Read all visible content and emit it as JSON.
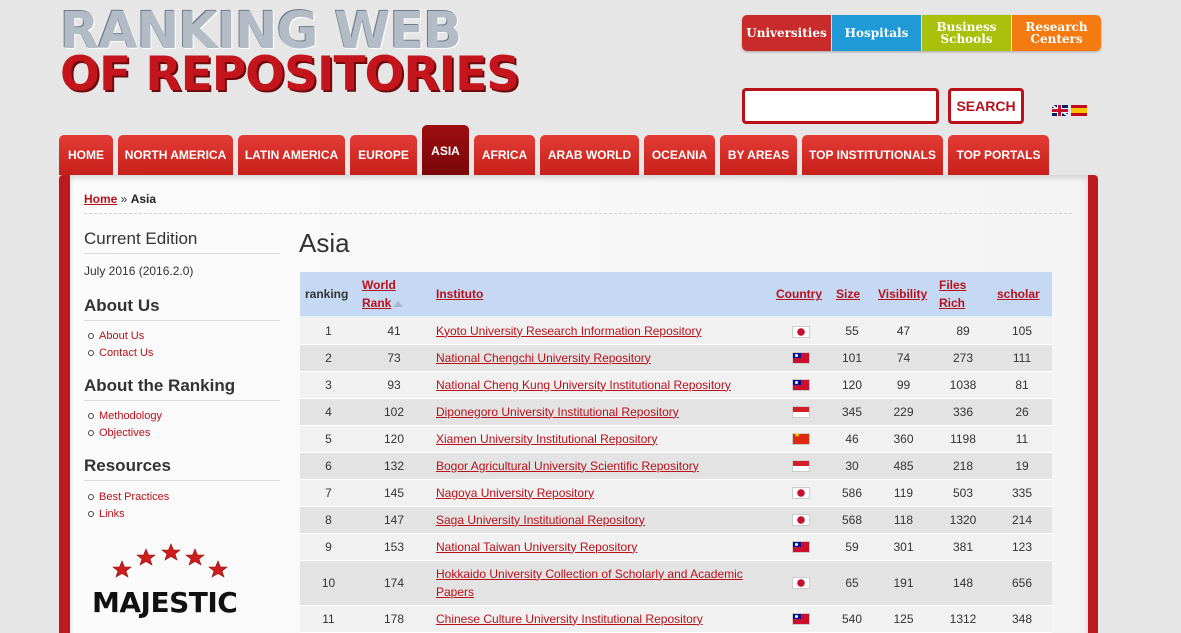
{
  "logo": {
    "line1": "RANKING WEB",
    "line2": "OF REPOSITORIES"
  },
  "categories": [
    {
      "label": "Universities"
    },
    {
      "label": "Hospitals"
    },
    {
      "label": "Business Schools"
    },
    {
      "label": "Research Centers"
    }
  ],
  "search": {
    "value": "",
    "button_label": "SEARCH"
  },
  "nav": [
    {
      "label": "HOME"
    },
    {
      "label": "NORTH AMERICA"
    },
    {
      "label": "LATIN AMERICA"
    },
    {
      "label": "EUROPE"
    },
    {
      "label": "ASIA"
    },
    {
      "label": "AFRICA"
    },
    {
      "label": "ARAB WORLD"
    },
    {
      "label": "OCEANIA"
    },
    {
      "label": "BY AREAS"
    },
    {
      "label": "TOP INSTITUTIONALS"
    },
    {
      "label": "TOP PORTALS"
    }
  ],
  "breadcrumb": {
    "home": "Home",
    "sep": " » ",
    "current": "Asia"
  },
  "sidebar": {
    "edition_title": "Current Edition",
    "edition_value": "July 2016 (2016.2.0)",
    "about_title": "About Us",
    "about_links": [
      "About Us",
      "Contact Us"
    ],
    "ranking_title": "About the Ranking",
    "ranking_links": [
      "Methodology",
      "Objectives"
    ],
    "resources_title": "Resources",
    "resources_links": [
      "Best Practices",
      "Links"
    ],
    "majestic": "MAJESTIC"
  },
  "page_title": "Asia",
  "table": {
    "headers": {
      "ranking": "ranking",
      "world_rank_1": "World",
      "world_rank_2": "Rank",
      "instituto": "Instituto",
      "country": "Country",
      "size": "Size",
      "visibility": "Visibility",
      "files_rich_1": "Files",
      "files_rich_2": "Rich",
      "scholar": "scholar"
    },
    "rows": [
      {
        "ranking": "1",
        "world_rank": "41",
        "name": "Kyoto University Research Information Repository",
        "country": "jp",
        "size": "55",
        "visibility": "47",
        "files_rich": "89",
        "scholar": "105"
      },
      {
        "ranking": "2",
        "world_rank": "73",
        "name": "National Chengchi University Repository",
        "country": "tw",
        "size": "101",
        "visibility": "74",
        "files_rich": "273",
        "scholar": "111"
      },
      {
        "ranking": "3",
        "world_rank": "93",
        "name": "National Cheng Kung University Institutional Repository",
        "country": "tw",
        "size": "120",
        "visibility": "99",
        "files_rich": "1038",
        "scholar": "81"
      },
      {
        "ranking": "4",
        "world_rank": "102",
        "name": "Diponegoro University Institutional Repository",
        "country": "id",
        "size": "345",
        "visibility": "229",
        "files_rich": "336",
        "scholar": "26"
      },
      {
        "ranking": "5",
        "world_rank": "120",
        "name": "Xiamen University Institutional Repository",
        "country": "cn",
        "size": "46",
        "visibility": "360",
        "files_rich": "1198",
        "scholar": "11"
      },
      {
        "ranking": "6",
        "world_rank": "132",
        "name": "Bogor Agricultural University Scientific Repository",
        "country": "id",
        "size": "30",
        "visibility": "485",
        "files_rich": "218",
        "scholar": "19"
      },
      {
        "ranking": "7",
        "world_rank": "145",
        "name": "Nagoya University Repository",
        "country": "jp",
        "size": "586",
        "visibility": "119",
        "files_rich": "503",
        "scholar": "335"
      },
      {
        "ranking": "8",
        "world_rank": "147",
        "name": "Saga University Institutional Repository",
        "country": "jp",
        "size": "568",
        "visibility": "118",
        "files_rich": "1320",
        "scholar": "214"
      },
      {
        "ranking": "9",
        "world_rank": "153",
        "name": "National Taiwan University Repository",
        "country": "tw",
        "size": "59",
        "visibility": "301",
        "files_rich": "381",
        "scholar": "123"
      },
      {
        "ranking": "10",
        "world_rank": "174",
        "name": "Hokkaido University Collection of Scholarly and Academic Papers",
        "country": "jp",
        "size": "65",
        "visibility": "191",
        "files_rich": "148",
        "scholar": "656"
      },
      {
        "ranking": "11",
        "world_rank": "178",
        "name": "Chinese Culture University Institutional Repository",
        "country": "tw",
        "size": "540",
        "visibility": "125",
        "files_rich": "1312",
        "scholar": "348"
      }
    ]
  }
}
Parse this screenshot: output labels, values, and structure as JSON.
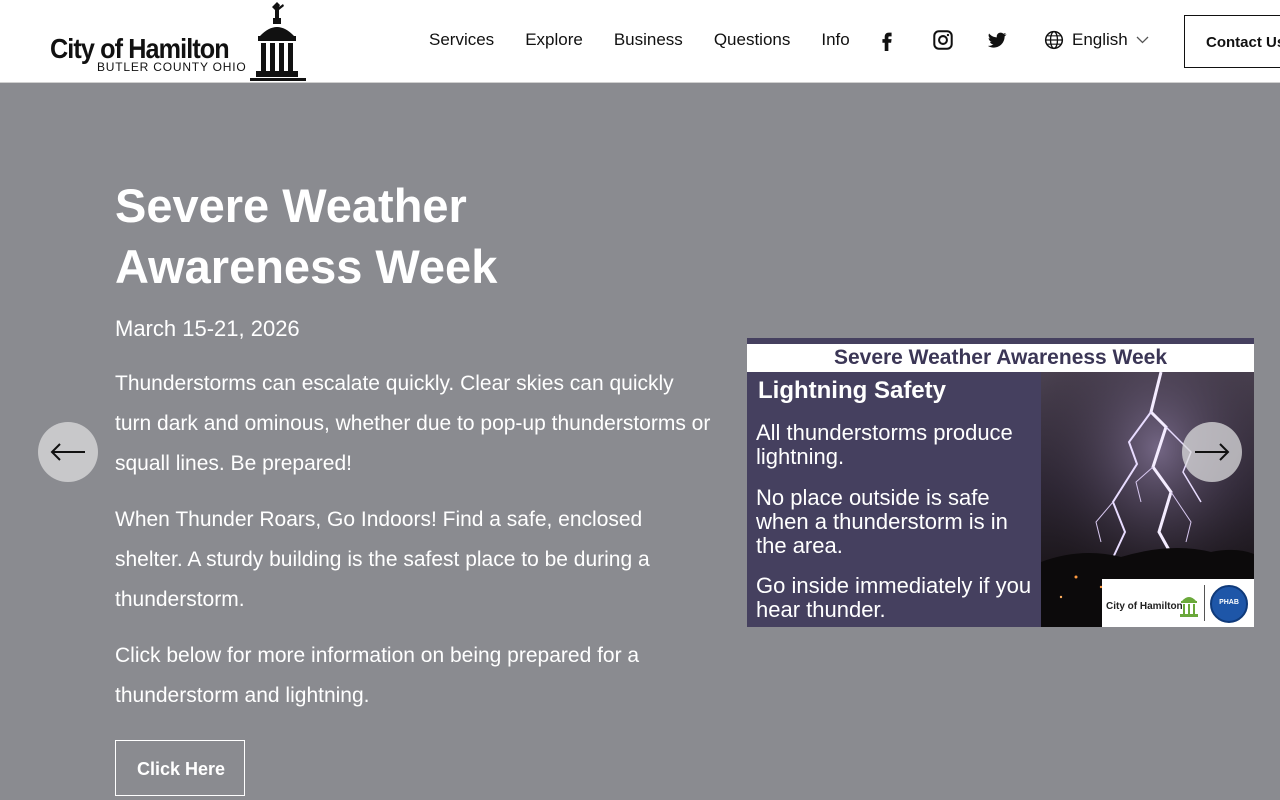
{
  "header": {
    "logo": {
      "title": "City of Hamilton",
      "subtitle": "BUTLER COUNTY OHIO"
    },
    "nav": [
      {
        "label": "Services"
      },
      {
        "label": "Explore"
      },
      {
        "label": "Business"
      },
      {
        "label": "Questions"
      },
      {
        "label": "Info"
      }
    ],
    "social": [
      {
        "icon": "facebook-icon"
      },
      {
        "icon": "instagram-icon"
      },
      {
        "icon": "twitter-icon"
      }
    ],
    "language": {
      "icon": "globe-icon",
      "label": "English"
    },
    "contact_label": "Contact Us"
  },
  "hero": {
    "title": "Severe Weather Awareness Week",
    "date": "March 15-21, 2026",
    "paragraphs": [
      "Thunderstorms can escalate quickly.  Clear skies can quickly turn dark and ominous, whether due to pop-up thunderstorms or squall lines.  Be prepared!",
      "When Thunder Roars, Go Indoors!  Find a safe, enclosed shelter.  A sturdy building is the safest place to be during a thunderstorm.",
      "Click below for more information on being prepared for a thunderstorm and lightning."
    ],
    "cta_label": "Click Here",
    "prev_icon": "arrow-left-icon",
    "next_icon": "arrow-right-icon"
  },
  "graphic": {
    "banner": "Severe Weather Awareness Week",
    "heading": "Lightning Safety",
    "lines": [
      "All thunderstorms produce lightning.",
      "No place outside is safe when a thunderstorm is in the area.",
      "Go inside immediately if you hear thunder."
    ],
    "badge_name": "City of Hamilton",
    "seal_text": "PHAB"
  },
  "colors": {
    "hero_bg": "#8a8b90",
    "graphic_bg": "#45405f",
    "header_bg": "#ffffff"
  }
}
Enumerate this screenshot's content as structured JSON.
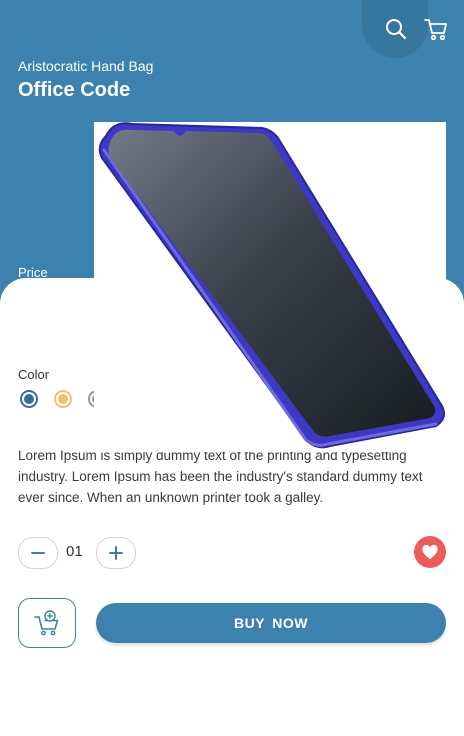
{
  "header": {
    "subtitle": "Aristocratic Hand Bag",
    "title": "Office Code",
    "price_label": "Price"
  },
  "product": {
    "image_icon": "smartphone-image"
  },
  "colors": {
    "label": "Color",
    "swatches": [
      "#356f98",
      "#f3c071",
      "#9a9a9a"
    ]
  },
  "description": "Lorem Ipsum is simply dummy text of the printing and typesetting industry. Lorem Ipsum has been the industry's standard dummy text ever since. When an unknown printer took a galley.",
  "quantity": {
    "value": "01"
  },
  "actions": {
    "buy_label": "BUY  NOW"
  },
  "theme": {
    "primary": "#3d82ae",
    "favorite": "#ed5b5b"
  }
}
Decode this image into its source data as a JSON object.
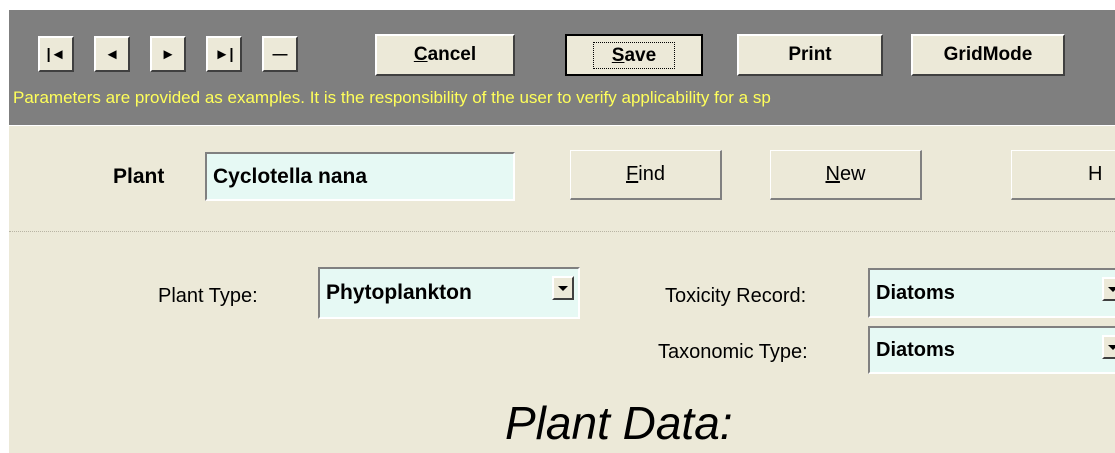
{
  "nav": {
    "first": "|◄",
    "prev": "◄",
    "next": "►",
    "last": "►|",
    "delete": "—"
  },
  "toolbar": {
    "cancel_first": "C",
    "cancel_rest": "ancel",
    "save_first": "S",
    "save_rest": "ave",
    "print_label": "Print",
    "gridmode_label": "GridMode",
    "disclaimer": "Parameters are provided as examples.  It is the responsibility of the user to verify applicability for a sp"
  },
  "header": {
    "plant_label": "Plant",
    "plant_value": "Cyclotella nana",
    "find_first": "F",
    "find_rest": "ind",
    "new_first": "N",
    "new_rest": "ew",
    "cut_button_label": "H"
  },
  "form": {
    "plant_type_label": "Plant Type:",
    "plant_type_value": "Phytoplankton",
    "toxicity_label": "Toxicity Record:",
    "toxicity_value": "Diatoms",
    "taxonomic_label": "Taxonomic Type:",
    "taxonomic_value": "Diatoms",
    "section_title": "Plant Data:"
  },
  "colors": {
    "toolbar_bg": "#7f7f7f",
    "form_bg": "#ece9d8",
    "field_bg": "#e6f9f4",
    "disclaimer_text": "#ffff5a"
  }
}
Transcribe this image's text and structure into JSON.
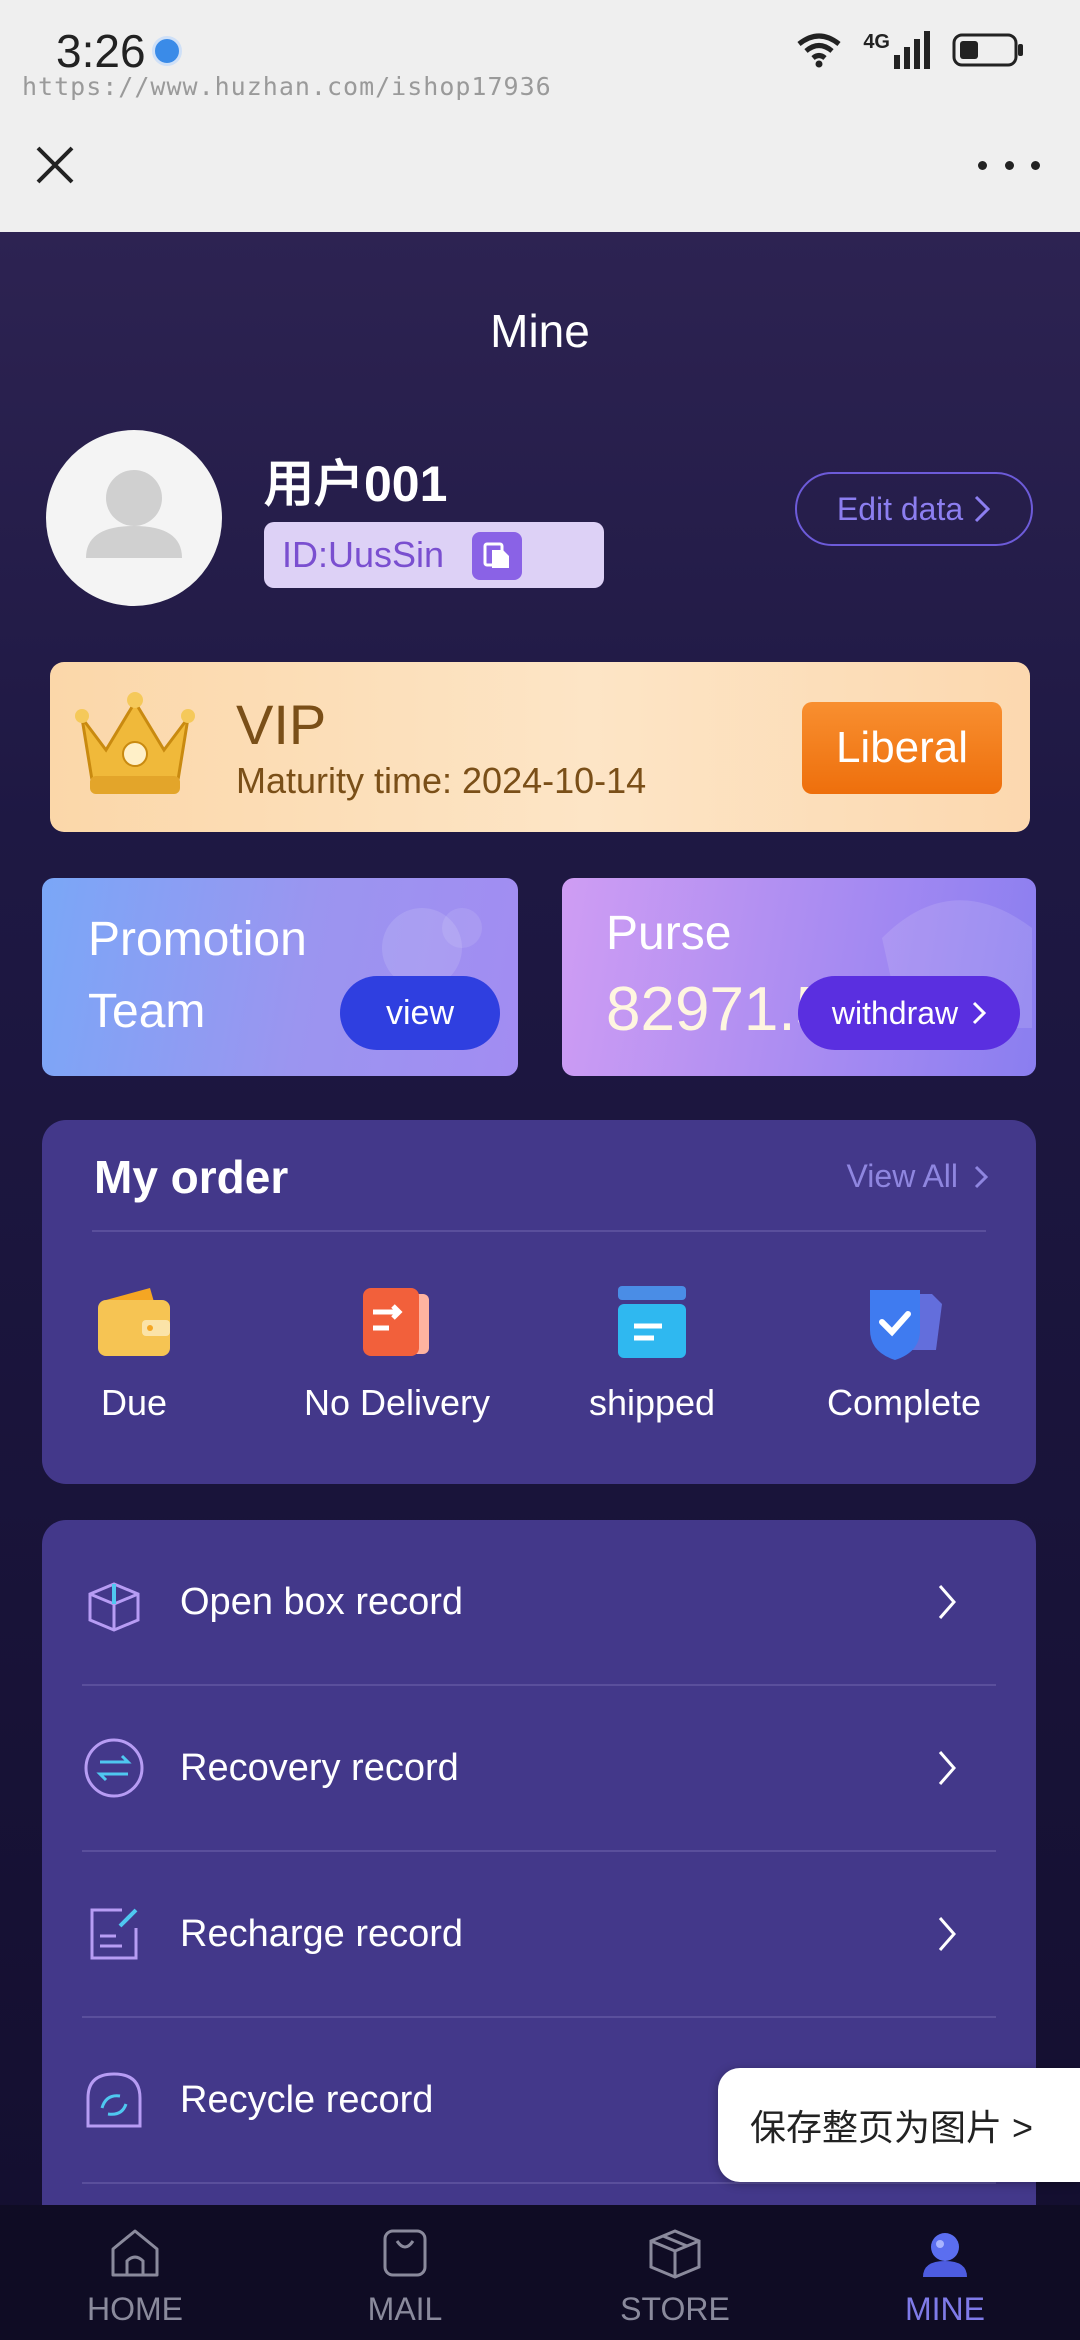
{
  "status_bar": {
    "time": "3:26",
    "network": "4G"
  },
  "watermark": "https://www.huzhan.com/ishop17936",
  "page": {
    "title": "Mine"
  },
  "profile": {
    "username": "用户001",
    "id_text": "ID:UusSin",
    "edit_label": "Edit data"
  },
  "vip": {
    "title": "VIP",
    "maturity": "Maturity time: 2024-10-14",
    "action_label": "Liberal"
  },
  "promotion": {
    "label": "Promotion Team",
    "action_label": "view"
  },
  "purse": {
    "label": "Purse",
    "amount": "82971.5",
    "action_label": "withdraw"
  },
  "orders": {
    "title": "My order",
    "view_all": "View All",
    "items": [
      {
        "label": "Due",
        "icon": "wallet-icon"
      },
      {
        "label": "No Delivery",
        "icon": "package-out-icon"
      },
      {
        "label": "shipped",
        "icon": "box-icon"
      },
      {
        "label": "Complete",
        "icon": "shield-check-icon"
      }
    ]
  },
  "records": [
    {
      "label": "Open box record",
      "icon": "open-box-icon"
    },
    {
      "label": "Recovery record",
      "icon": "exchange-icon"
    },
    {
      "label": "Recharge record",
      "icon": "edit-note-icon"
    },
    {
      "label": "Recycle record",
      "icon": "recycle-icon"
    }
  ],
  "save_popup": "保存整页为图片 >",
  "tabs": [
    {
      "label": "HOME",
      "icon": "home-icon",
      "active": false
    },
    {
      "label": "MAIL",
      "icon": "bag-icon",
      "active": false
    },
    {
      "label": "STORE",
      "icon": "cube-icon",
      "active": false
    },
    {
      "label": "MINE",
      "icon": "user-icon",
      "active": true
    }
  ],
  "colors": {
    "page_bg": "#1e1843",
    "card_bg": "#43388a",
    "accent": "#7f7be8",
    "liberal_button": "#f07a15",
    "vip_card": "#fde0bd"
  }
}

_WHAT IS ASKED:_ Find the word "AMERICA" in the entries, and copy every line it shows up in.

_COMPLETE OUTPUT:_
      "label": "NORTH AMERICA"
      "label": "LATIN AMERICA"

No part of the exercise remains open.